Required action A =
Answer these questions using the text on Windows NT security:
(i) What size is the cryptographic hash of a password that the SAM holds?
(ii) What size is the random number the domain controller creates and sends to the client?
(iii) Which key combination can a user press to invoke the Trusted Path?
Required action B = Reproduce the Windows NT security text word for word, from "If the user name isn't" up to and including "the domain controller.".

Text provided =
The Local Security Authority is the central control point of NT's security subsystem. It generates Security Access Tokens (described below) for logged-in users and manages the local computer's security policy. The Local Security Authority also logs the audit messages generated by the Security Reference Monitor and is responsible for maintaining trust relationships.
The SAM is the database holding the user directory. The SAM resides in the registry of the workstation for local logins and in the registry of the domain controllers for domain logins. (During normal operations, NT Server will also cache the SAM in memory to increase the performance of security operations.) The user and group entries in this directory contain the user and group names, Security Identifiers (described below), and encrypted local passwords. The SAM is part of the NT Registry and is not accessible to ordinary users. From an operating system point of view, only system processes, such as the Logon Process and the Local Security Authority, can access the SAM. These processes make the SAM accessible via administrative programs to authorized managers, including local and network administrators.
The Security Reference Monitor carries out the actual checking to determine whether a user has the requisite permissions to access a system object, such as a file or printer, by comparing the access controls on an object to the authorization information in the user's access token. The Security Reference Monitor also generates audit messages in accordance with audit policy, which the Local Security Authority defines. (We describe security auditing in more detail later in this report).
User Login Process
All users must authenticate themselves to NT, whether they want to use the local computer running NT Workstation or access the networked resources under the aegis of an NT domain. Without such an authentication, users can't use any computer under NT control (although it may be possible to gain limited access to a local computer by booting up DOS).
NT authentication begins when the user invokes the Trusted Path in one of several ways to display a login dialog box. The user can press the Control-Alt-Delete key combination or pull down the Start menu and select Shut Down, which gives the user the option to log out the current user and then log in as a new user. Users who have installed Active Desktop with Internet Explorer 4.0 can also choose logout directly from the Start menu. Regardless of how the user invokes the Trusted Path, the next step is to provide a valid user name and password to the Local Security Authority. The Local Security Authority then invokes one or more local authentication packages, which, if they exist, may be custom-written and need not be the one bundled with NT.
The local authentication package determines if the user name and the cryptographic hash of the password match the entry in the SAM, and if so, returns the Security Identifier, or SID, for that user. NT stores the SID in the SAM. The SAM does not hold the passwords themselves, but instead a 32-byte cryptographic hash of the passwords. Users who are not administrators cannot view the contents of the SAM. The only access right to the SAM that ordinary users have is to update their own passwords based on proof of knowledge of the old password. Administrators set up password policy and users control their passwords through NT's Domain User Manager tool.
If the user name isn't in the local SAM--that is, this is a domain user--or there is no local authentication package, the Local Security Authority can forward the user name and password to a network-based authentication package, such as that provided by an NT domain controller. When authenticating users in a client/server relationship, NT employs a challenge-response protocol known as Windows NT Challenge/Response. The protocol uses the following process for users logging in to network domains:
- The user types in his or her user name and password on the client computer.
- The client computer computes the cryptographic hash of the password and discards the actual password from its memory.
- The client computer sends the cleartext user name to the domain controller.
- The domain controller creates a random 16-byte number, called a nonce or challenge, and sends it to the client.

Supplied information =
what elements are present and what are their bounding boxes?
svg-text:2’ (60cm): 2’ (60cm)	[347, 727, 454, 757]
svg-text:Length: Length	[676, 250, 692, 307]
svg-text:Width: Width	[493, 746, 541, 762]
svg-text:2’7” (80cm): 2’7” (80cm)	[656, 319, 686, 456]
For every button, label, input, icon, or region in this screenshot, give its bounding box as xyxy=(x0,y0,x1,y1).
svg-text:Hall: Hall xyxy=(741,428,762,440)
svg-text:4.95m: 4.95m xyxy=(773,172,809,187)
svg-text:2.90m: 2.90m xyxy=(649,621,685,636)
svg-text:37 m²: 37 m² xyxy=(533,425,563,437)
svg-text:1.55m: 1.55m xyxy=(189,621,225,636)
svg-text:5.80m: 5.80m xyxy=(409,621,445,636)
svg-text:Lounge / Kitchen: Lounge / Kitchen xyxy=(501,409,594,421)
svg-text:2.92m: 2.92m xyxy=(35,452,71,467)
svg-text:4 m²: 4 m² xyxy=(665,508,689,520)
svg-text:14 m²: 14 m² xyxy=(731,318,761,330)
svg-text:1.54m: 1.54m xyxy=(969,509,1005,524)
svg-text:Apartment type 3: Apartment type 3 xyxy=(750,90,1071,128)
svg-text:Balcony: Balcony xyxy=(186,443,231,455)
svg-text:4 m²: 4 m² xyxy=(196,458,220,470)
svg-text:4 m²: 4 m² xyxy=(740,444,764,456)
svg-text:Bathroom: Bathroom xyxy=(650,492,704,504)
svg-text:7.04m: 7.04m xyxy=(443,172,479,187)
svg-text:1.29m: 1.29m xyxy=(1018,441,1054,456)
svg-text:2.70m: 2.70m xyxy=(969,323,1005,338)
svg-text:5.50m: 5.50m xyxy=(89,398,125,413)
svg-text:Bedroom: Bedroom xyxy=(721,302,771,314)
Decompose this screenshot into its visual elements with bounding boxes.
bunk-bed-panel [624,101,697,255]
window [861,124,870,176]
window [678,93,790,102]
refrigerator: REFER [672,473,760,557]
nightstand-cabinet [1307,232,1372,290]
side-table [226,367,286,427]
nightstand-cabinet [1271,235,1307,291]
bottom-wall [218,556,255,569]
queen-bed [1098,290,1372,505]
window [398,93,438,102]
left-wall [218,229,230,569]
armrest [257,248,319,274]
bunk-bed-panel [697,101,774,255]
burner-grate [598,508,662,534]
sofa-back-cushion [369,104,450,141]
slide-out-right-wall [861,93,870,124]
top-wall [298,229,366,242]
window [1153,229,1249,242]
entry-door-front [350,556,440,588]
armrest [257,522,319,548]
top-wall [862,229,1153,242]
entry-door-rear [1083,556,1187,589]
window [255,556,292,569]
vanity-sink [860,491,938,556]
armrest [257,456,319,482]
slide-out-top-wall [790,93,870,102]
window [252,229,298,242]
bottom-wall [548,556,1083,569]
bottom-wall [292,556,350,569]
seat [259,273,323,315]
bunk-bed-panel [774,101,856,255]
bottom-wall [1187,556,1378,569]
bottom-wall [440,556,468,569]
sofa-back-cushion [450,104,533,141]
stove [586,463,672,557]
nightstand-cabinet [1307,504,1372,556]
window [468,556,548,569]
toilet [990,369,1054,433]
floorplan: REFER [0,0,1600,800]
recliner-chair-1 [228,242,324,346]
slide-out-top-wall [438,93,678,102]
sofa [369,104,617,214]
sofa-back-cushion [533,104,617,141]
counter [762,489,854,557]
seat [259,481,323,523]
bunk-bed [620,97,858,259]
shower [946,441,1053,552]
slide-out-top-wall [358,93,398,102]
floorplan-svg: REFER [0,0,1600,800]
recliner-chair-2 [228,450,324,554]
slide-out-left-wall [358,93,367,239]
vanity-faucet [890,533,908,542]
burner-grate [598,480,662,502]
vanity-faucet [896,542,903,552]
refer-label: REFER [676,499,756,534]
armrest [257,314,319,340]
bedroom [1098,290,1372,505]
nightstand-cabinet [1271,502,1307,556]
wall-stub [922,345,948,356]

Task solution A =
(i) 32 bytes
(ii) 16 bytes
(iii) Control-Alt-Delete

Task solution B =
If the user name isn't in the local SAM--that is, this is a domain user--or there is no local authentication package, the Local Security Authority can forward the user name and password to a network-based authentication package, such as that provided by an NT domain controller. When authenticating users in a client/server relationship, NT employs a challenge-response protocol known as Windows NT Challenge/Response. The protocol uses the following process for users logging in to network domains:
- The user types in his or her user name and password on the client computer.
- The client computer computes the cryptographic hash of the password and discards the actual password from its memory.
- The client computer sends the cleartext user name to the domain controller.